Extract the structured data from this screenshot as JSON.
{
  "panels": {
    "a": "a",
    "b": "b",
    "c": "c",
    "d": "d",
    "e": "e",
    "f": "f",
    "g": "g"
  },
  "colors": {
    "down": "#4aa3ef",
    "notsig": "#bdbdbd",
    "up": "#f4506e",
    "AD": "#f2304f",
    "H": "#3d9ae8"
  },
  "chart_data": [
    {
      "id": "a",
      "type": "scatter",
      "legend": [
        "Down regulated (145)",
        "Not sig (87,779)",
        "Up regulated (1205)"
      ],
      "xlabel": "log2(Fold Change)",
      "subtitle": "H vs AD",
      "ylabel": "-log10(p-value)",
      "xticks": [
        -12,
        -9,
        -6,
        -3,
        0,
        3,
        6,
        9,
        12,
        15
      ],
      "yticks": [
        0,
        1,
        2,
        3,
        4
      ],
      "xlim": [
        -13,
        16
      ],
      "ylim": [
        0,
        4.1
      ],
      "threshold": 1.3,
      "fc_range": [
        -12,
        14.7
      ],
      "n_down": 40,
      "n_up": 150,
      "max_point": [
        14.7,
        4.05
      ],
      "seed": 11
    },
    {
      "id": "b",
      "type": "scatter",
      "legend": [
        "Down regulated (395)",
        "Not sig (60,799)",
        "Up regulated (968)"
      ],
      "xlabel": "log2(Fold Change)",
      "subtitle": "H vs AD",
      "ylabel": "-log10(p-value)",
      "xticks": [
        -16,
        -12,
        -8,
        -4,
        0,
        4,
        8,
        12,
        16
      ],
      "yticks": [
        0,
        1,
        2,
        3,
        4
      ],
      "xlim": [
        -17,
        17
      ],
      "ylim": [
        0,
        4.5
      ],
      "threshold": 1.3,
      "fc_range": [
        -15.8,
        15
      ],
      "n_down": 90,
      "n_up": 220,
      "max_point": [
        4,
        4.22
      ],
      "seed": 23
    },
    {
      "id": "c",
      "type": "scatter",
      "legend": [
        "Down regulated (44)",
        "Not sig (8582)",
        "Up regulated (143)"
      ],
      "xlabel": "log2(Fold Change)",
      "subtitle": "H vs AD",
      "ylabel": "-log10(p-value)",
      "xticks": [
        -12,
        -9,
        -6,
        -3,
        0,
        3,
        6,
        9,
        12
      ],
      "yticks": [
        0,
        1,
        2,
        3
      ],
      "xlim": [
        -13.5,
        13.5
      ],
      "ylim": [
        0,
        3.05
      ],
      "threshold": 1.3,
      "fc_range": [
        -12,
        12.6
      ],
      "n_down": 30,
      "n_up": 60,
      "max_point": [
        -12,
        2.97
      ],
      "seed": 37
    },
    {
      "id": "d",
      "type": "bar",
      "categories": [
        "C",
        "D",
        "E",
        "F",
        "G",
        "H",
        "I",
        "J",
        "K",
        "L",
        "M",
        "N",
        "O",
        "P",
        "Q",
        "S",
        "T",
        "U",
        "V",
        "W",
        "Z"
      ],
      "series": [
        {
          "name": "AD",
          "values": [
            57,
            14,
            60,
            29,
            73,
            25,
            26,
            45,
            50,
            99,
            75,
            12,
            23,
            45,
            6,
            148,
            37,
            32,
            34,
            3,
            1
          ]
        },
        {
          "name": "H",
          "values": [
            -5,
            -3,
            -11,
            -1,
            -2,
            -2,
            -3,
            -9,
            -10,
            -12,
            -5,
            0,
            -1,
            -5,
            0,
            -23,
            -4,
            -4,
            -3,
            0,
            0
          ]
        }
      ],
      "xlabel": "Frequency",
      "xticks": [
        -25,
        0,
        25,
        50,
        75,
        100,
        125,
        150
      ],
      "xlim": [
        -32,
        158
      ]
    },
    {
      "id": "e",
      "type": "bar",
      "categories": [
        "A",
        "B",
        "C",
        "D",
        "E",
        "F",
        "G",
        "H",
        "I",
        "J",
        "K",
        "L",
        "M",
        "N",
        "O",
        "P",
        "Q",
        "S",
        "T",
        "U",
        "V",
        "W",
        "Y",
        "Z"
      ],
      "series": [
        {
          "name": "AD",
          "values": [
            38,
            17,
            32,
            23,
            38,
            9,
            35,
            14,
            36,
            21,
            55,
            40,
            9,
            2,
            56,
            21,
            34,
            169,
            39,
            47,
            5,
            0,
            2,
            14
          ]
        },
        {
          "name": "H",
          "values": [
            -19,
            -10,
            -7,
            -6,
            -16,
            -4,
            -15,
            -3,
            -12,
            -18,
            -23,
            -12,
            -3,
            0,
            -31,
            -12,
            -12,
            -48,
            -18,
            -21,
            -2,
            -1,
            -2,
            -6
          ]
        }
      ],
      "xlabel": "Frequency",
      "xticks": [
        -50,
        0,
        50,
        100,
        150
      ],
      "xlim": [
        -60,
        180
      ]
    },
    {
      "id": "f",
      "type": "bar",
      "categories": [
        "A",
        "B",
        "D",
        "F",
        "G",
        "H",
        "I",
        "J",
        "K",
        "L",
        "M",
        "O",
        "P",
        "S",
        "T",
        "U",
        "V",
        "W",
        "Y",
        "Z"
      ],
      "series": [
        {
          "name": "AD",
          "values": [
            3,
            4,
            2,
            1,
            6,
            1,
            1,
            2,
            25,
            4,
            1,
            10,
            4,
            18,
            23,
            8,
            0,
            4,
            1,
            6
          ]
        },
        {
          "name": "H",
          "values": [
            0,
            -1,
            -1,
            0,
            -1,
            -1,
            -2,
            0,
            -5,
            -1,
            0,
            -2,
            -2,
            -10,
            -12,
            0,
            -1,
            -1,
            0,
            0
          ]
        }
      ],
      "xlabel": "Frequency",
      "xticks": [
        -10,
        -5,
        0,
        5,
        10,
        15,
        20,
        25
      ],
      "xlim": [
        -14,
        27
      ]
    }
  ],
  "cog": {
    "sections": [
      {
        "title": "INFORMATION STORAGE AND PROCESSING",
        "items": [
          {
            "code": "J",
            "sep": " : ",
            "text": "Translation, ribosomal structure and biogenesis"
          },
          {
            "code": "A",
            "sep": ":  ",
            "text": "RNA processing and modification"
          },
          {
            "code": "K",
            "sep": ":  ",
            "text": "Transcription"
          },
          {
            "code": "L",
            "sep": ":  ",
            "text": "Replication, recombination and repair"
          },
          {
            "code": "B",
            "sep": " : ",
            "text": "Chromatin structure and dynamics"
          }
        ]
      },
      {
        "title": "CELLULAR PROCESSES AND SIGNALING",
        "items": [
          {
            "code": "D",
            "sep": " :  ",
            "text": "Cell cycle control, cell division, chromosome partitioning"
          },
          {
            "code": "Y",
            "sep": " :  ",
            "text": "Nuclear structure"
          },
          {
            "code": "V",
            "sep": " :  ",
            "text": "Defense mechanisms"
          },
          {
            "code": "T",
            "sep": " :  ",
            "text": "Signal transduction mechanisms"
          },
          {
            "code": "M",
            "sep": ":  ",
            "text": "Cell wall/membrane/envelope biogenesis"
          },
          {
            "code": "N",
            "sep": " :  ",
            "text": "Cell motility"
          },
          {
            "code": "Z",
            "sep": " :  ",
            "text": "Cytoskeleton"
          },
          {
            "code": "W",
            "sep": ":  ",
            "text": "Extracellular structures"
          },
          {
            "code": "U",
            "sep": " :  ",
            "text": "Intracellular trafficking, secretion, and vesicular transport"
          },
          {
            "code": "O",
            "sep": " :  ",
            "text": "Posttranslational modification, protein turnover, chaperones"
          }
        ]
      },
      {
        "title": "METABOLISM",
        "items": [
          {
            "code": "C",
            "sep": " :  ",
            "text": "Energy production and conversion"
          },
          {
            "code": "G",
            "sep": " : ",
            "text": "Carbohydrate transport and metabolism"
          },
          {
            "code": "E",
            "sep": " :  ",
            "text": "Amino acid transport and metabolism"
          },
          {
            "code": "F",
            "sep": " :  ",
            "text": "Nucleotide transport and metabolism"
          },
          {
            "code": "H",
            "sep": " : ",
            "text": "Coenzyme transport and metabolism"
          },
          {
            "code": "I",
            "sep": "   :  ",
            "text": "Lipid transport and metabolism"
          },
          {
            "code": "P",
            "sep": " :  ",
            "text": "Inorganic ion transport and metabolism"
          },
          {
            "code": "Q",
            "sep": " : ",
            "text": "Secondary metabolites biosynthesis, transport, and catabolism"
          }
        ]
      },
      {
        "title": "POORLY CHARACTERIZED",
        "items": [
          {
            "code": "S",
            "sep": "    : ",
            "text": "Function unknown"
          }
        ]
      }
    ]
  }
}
────────
What needs to be done – Since only a count is wanted, give the number of lines in the listing that contain the word "regulated".

Output – 6